- Work instructions
Isolate every line in the records below with "влечет" in it.

▬▬▬

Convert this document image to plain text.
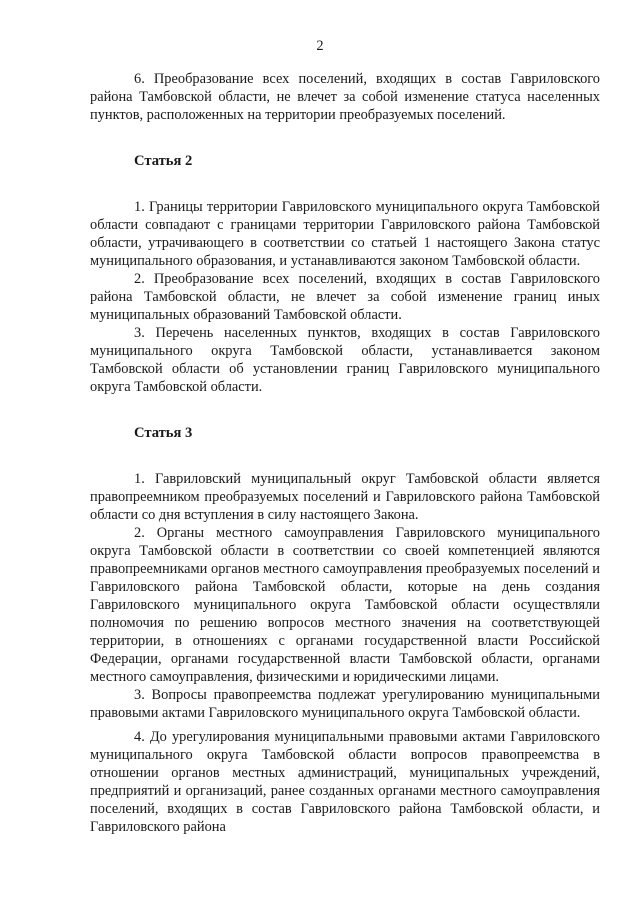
2

6. Преобразование всех поселений, входящих в состав Гавриловского района Тамбовской области, не влечет за собой изменение статуса населенных пунктов, расположенных на территории преобразуемых поселений.

Статья 2

1. Границы территории Гавриловского муниципального округа Тамбовской области совпадают с границами территории Гавриловского района Тамбовской области, утрачивающего в соответствии со статьей 1 настоящего Закона статус муниципального образования, и устанавливаются законом Тамбовской области.

2. Преобразование всех поселений, входящих в состав Гавриловского района Тамбовской области, не влечет за собой изменение границ иных муниципальных образований Тамбовской области.

3. Перечень населенных пунктов, входящих в состав Гавриловского муниципального округа Тамбовской области, устанавливается законом Тамбовской области об установлении границ Гавриловского муниципального округа Тамбовской области.

Статья 3

1. Гавриловский муниципальный округ Тамбовской области является правопреемником преобразуемых поселений и Гавриловского района Тамбовской области со дня вступления в силу настоящего Закона.

2. Органы местного самоуправления Гавриловского муниципального округа Тамбовской области в соответствии со своей компетенцией являются правопреемниками органов местного самоуправления преобразуемых поселений и Гавриловского района Тамбовской области, которые на день создания Гавриловского муниципального округа Тамбовской области осуществляли полномочия по решению вопросов местного значения на соответствующей территории, в отношениях с органами государственной власти Российской Федерации, органами государственной власти Тамбовской области, органами местного самоуправления, физическими и юридическими лицами.

3. Вопросы правопреемства подлежат урегулированию муниципальными правовыми актами Гавриловского муниципального округа Тамбовской области.

4. До урегулирования муниципальными правовыми актами Гавриловского муниципального округа Тамбовской области вопросов правопреемства в отношении органов местных администраций, муниципальных учреждений, предприятий и организаций, ранее созданных органами местного самоуправления поселений, входящих в состав Гавриловского района Тамбовской области, и Гавриловского района
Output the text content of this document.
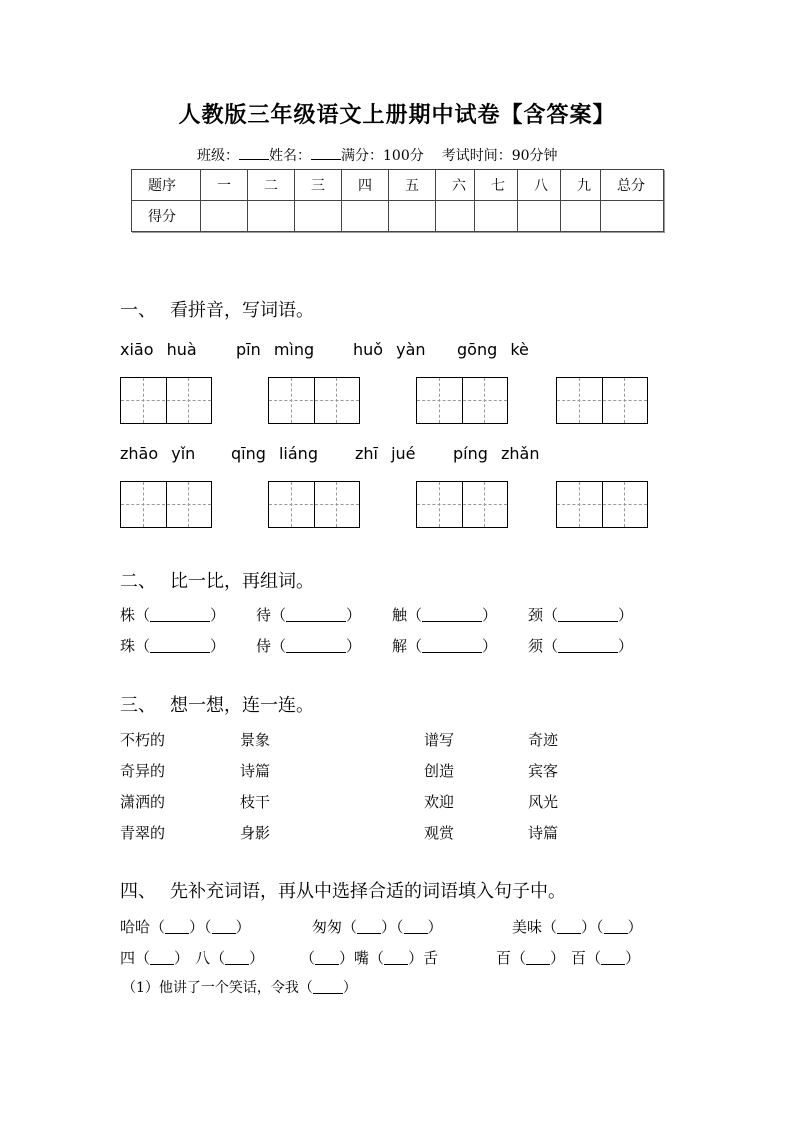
人教版三年级语文上册期中试卷【含答案】
班级： 姓名： 满分：100分 考试时间：90分钟
题序	一	二	三	四	五	六	七	八	九	总分
得分										
一、 看拼音，写词语。
xiāo huà pīn mìng huǒ yàn gōng kè
zhāo yǐn qīng liáng zhī jué píng zhǎn
二、 比一比，再组词。
株（	） 待（	） 触（	） 颈（	）
珠（	） 侍（	） 解（	） 须（	）
三、 想一想，连一连。
不朽的	景象	谱写	奇迹
奇异的	诗篇	创造	宾客
潇洒的	枝干	欢迎	风光
青翠的	身影	观赏	诗篇
四、 先补充词语，再从中选择合适的词语填入句子中。
哈哈（ ）（ ）	匆匆（ ）（ ）	美味（ ）（ ）
四（ ） 八（ ） （ ）嘴（ ）舌	百（ ） 百（ ）
（1）他讲了一个笑话，令我（ ）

▬▬▬

- Expected answer
6. Преобразование всех поселений, входящих в состав Гавриловского района Тамбовской области, не влечет за собой изменение статуса населенных пунктов, расположенных на территории преобразуемых поселений.
2. Преобразование всех поселений, входящих в состав Гавриловского района Тамбовской области, не влечет за собой изменение границ иных муниципальных образований Тамбовской области.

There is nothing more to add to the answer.